* Job
Search the listing below for "rotate". Copy each matching line.

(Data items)

● ● ● ● ●

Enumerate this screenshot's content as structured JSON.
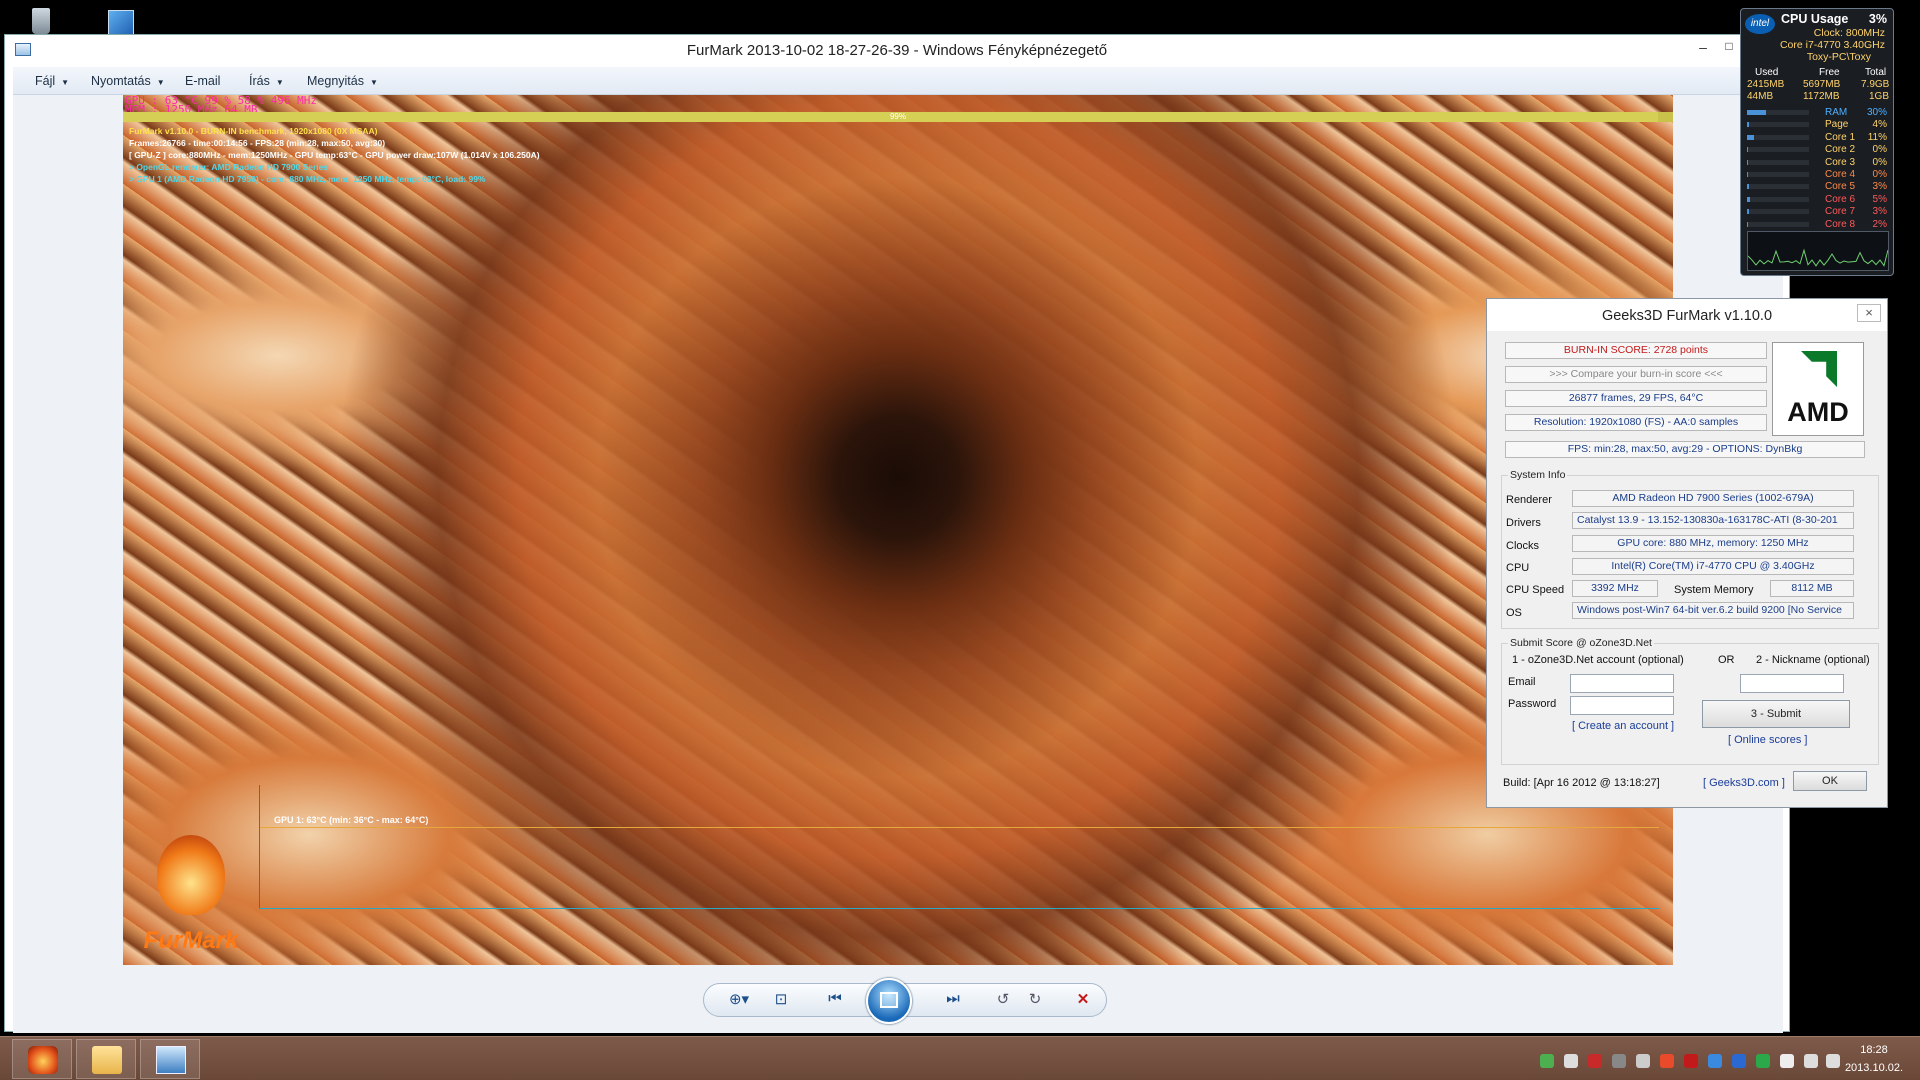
{
  "window": {
    "title": "FurMark 2013-10-02 18-27-26-39 - Windows Fényképnézegető",
    "minimize": "–",
    "maximize": "□"
  },
  "menu": [
    {
      "label": "Fájl"
    },
    {
      "label": "Nyomtatás"
    },
    {
      "label": "E-mail"
    },
    {
      "label": "Írás"
    },
    {
      "label": "Megnyitás"
    }
  ],
  "osd": {
    "gpu_line": "GPU  :  63 °C   99 %   58 %   496 MHz",
    "mem_line": "MEM  :  1250 MHz   64 MB",
    "ogl_line": "OGL  :  29.2 FPS",
    "progress_label": "99%",
    "progress": 0.99,
    "lines": [
      "FurMark v1.10.0 - BURN-IN benchmark, 1920x1080 (0X MSAA)",
      "Frames:26766 - time:00:14:56 - FPS:28 (min:28, max:50, avg:30)",
      "[ GPU-Z ] core:880MHz - mem:1250MHz - GPU temp:63°C - GPU power draw:107W (1.014V x 106.250A)",
      "> OpenGL renderer: AMD Radeon HD 7900 Series",
      "> GPU 1 (AMD Radeon HD 7950) - core: 880 MHz, mem: 1250 MHz, temp: 63°C, load: 99%"
    ],
    "graph_label": "GPU 1: 63°C (min: 36°C - max: 64°C)",
    "logo_text": "FurMark",
    "colors": {
      "osd_gpu": "#ff2aa8",
      "line1": "#ffe14a",
      "line2": "#ffffff",
      "line3": "#ffffff",
      "line4": "#4fd8e8",
      "line5": "#4fd8e8"
    }
  },
  "cpu_gadget": {
    "brand": "intel",
    "title": "CPU Usage",
    "total": "3%",
    "clock": "Clock:  800MHz",
    "model": "Core i7-4770 3.40GHz",
    "host": "Toxy-PC\\Toxy",
    "headers": [
      "Used",
      "Free",
      "Total"
    ],
    "ram_rows": [
      [
        "2415MB",
        "5697MB",
        "7.9GB"
      ],
      [
        "44MB",
        "1172MB",
        "1GB"
      ]
    ],
    "cores": [
      {
        "name": "RAM",
        "pct": "30%",
        "level": 0.3,
        "color": "#4fb0ff"
      },
      {
        "name": "Page",
        "pct": "4%",
        "level": 0.04,
        "color": "#ffd36b"
      },
      {
        "name": "Core 1",
        "pct": "11%",
        "level": 0.11,
        "color": "#ffd36b"
      },
      {
        "name": "Core 2",
        "pct": "0%",
        "level": 0.0,
        "color": "#ffd36b"
      },
      {
        "name": "Core 3",
        "pct": "0%",
        "level": 0.0,
        "color": "#ffd36b"
      },
      {
        "name": "Core 4",
        "pct": "0%",
        "level": 0.0,
        "color": "#ff8a4a"
      },
      {
        "name": "Core 5",
        "pct": "3%",
        "level": 0.03,
        "color": "#ff8a4a"
      },
      {
        "name": "Core 6",
        "pct": "5%",
        "level": 0.05,
        "color": "#ff5a5a"
      },
      {
        "name": "Core 7",
        "pct": "3%",
        "level": 0.03,
        "color": "#ff5a5a"
      },
      {
        "name": "Core 8",
        "pct": "2%",
        "level": 0.02,
        "color": "#ff5a5a"
      }
    ]
  },
  "furmark_dialog": {
    "title": "Geeks3D FurMark v1.10.0",
    "close": "×",
    "burn_in_score": "BURN-IN SCORE: 2728 points",
    "compare": ">>> Compare your burn-in score <<<",
    "frames": "26877 frames, 29 FPS, 64°C",
    "resolution": "Resolution: 1920x1080 (FS) - AA:0 samples",
    "fps": "FPS: min:28, max:50, avg:29 - OPTIONS: DynBkg",
    "amd_logo": "AMD",
    "system_info": {
      "legend": "System Info",
      "renderer_label": "Renderer",
      "renderer": "AMD Radeon HD 7900 Series (1002-679A)",
      "drivers_label": "Drivers",
      "drivers": "Catalyst 13.9 - 13.152-130830a-163178C-ATI (8-30-201",
      "clocks_label": "Clocks",
      "clocks": "GPU core: 880 MHz, memory: 1250 MHz",
      "cpu_label": "CPU",
      "cpu": "Intel(R) Core(TM) i7-4770 CPU @ 3.40GHz",
      "cpu_speed_label": "CPU Speed",
      "cpu_speed": "3392 MHz",
      "sys_mem_label": "System Memory",
      "sys_mem": "8112 MB",
      "os_label": "OS",
      "os": "Windows post-Win7 64-bit ver.6.2 build 9200 [No Service"
    },
    "submit": {
      "legend": "Submit Score @ oZone3D.Net",
      "account_label": "1 - oZone3D.Net account (optional)",
      "or_label": "OR",
      "nickname_label": "2 - Nickname (optional)",
      "email_label": "Email",
      "password_label": "Password",
      "create_account": "[ Create an account ]",
      "submit_button": "3 - Submit",
      "online_scores": "[ Online scores ]"
    },
    "build": "Build: [Apr 16 2012 @ 13:18:27]",
    "geeks_link": "[ Geeks3D.com ]",
    "ok_button": "OK"
  },
  "toolbar": {
    "zoom_icon": "zoom-icon",
    "fit_icon": "fit-icon",
    "prev_icon": "previous-icon",
    "slideshow_icon": "slideshow-icon",
    "next_icon": "next-icon",
    "rotate_ccw_icon": "rotate-left-icon",
    "rotate_cw_icon": "rotate-right-icon",
    "delete_icon": "delete-icon"
  },
  "taskbar": {
    "apps": [
      "furmark",
      "file-explorer",
      "photo-viewer"
    ],
    "time": "18:28",
    "date": "2013.10.02."
  }
}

● ● ● ● ●

* Solved exercise
    "rotate_ccw_icon": "rotate-left-icon",
    "rotate_cw_icon": "rotate-right-icon",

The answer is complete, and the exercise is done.